> [WHAT YOU HAVE TO DO]
Using the data below, copy each line that includes the word "published".
==================================================
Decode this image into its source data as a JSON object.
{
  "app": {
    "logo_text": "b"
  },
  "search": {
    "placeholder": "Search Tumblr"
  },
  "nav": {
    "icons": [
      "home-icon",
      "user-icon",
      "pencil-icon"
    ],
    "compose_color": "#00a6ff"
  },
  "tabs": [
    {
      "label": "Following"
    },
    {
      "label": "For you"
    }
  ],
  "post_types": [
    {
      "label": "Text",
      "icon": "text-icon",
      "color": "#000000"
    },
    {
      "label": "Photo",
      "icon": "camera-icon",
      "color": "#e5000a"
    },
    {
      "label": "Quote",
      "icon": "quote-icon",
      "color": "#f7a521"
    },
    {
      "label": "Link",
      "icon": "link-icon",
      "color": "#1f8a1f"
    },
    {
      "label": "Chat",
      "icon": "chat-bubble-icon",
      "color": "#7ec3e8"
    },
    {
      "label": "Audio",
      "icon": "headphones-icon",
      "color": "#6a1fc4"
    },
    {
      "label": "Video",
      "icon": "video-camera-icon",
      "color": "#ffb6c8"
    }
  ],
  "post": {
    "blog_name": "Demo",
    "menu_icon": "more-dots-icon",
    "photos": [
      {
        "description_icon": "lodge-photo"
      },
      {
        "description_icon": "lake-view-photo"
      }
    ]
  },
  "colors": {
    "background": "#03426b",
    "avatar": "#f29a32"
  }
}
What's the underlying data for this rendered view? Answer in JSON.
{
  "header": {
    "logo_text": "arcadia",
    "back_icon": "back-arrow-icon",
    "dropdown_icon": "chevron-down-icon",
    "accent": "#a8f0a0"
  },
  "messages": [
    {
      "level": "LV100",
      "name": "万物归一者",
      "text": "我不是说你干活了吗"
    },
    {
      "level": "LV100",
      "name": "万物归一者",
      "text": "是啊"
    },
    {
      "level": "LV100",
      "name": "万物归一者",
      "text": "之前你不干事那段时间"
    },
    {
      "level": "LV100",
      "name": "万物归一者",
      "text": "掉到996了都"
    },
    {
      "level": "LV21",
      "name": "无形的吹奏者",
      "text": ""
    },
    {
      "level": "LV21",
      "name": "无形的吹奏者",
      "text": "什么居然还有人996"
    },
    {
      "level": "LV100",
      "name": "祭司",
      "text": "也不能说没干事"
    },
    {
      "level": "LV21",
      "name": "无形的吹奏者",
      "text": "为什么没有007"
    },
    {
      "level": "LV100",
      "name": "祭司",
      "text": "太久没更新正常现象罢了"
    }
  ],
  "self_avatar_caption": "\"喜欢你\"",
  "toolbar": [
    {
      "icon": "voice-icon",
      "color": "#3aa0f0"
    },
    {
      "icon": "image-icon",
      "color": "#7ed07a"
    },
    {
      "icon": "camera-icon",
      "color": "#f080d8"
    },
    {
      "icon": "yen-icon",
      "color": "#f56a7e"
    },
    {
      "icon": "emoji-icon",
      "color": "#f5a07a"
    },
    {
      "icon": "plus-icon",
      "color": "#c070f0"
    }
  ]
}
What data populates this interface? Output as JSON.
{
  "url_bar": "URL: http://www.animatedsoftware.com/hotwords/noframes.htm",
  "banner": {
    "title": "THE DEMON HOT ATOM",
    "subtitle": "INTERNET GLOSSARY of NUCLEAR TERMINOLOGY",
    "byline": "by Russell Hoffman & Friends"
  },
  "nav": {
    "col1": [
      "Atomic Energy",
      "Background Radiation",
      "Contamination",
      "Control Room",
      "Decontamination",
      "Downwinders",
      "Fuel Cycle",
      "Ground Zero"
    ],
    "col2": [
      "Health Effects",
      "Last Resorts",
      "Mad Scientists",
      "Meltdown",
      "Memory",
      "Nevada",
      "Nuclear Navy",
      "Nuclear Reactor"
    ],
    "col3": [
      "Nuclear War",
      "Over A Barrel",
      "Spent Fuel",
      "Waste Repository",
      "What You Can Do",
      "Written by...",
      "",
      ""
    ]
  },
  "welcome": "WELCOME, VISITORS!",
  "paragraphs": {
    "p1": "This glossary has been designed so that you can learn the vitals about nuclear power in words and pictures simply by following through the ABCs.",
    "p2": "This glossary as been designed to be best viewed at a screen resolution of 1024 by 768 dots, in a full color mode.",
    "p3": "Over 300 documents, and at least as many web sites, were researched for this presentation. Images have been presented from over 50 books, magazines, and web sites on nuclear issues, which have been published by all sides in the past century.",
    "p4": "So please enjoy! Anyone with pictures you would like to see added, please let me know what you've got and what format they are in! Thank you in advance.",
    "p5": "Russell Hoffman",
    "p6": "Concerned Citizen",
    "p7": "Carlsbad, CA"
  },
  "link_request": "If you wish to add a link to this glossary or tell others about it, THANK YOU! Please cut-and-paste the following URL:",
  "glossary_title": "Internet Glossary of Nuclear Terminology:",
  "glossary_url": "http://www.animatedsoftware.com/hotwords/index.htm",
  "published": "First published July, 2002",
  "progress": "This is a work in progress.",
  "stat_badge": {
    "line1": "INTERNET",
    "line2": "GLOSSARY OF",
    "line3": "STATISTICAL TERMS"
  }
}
==================================================
> [EXERCISE OUTPUT]
    "p3": "Over 300 documents, and at least as many web sites, were researched for this presentation. Images have been presented from over 50 books, magazines, and web sites on nuclear issues, which have been published by all sides in the past century.",
  "published": "First published July, 2002",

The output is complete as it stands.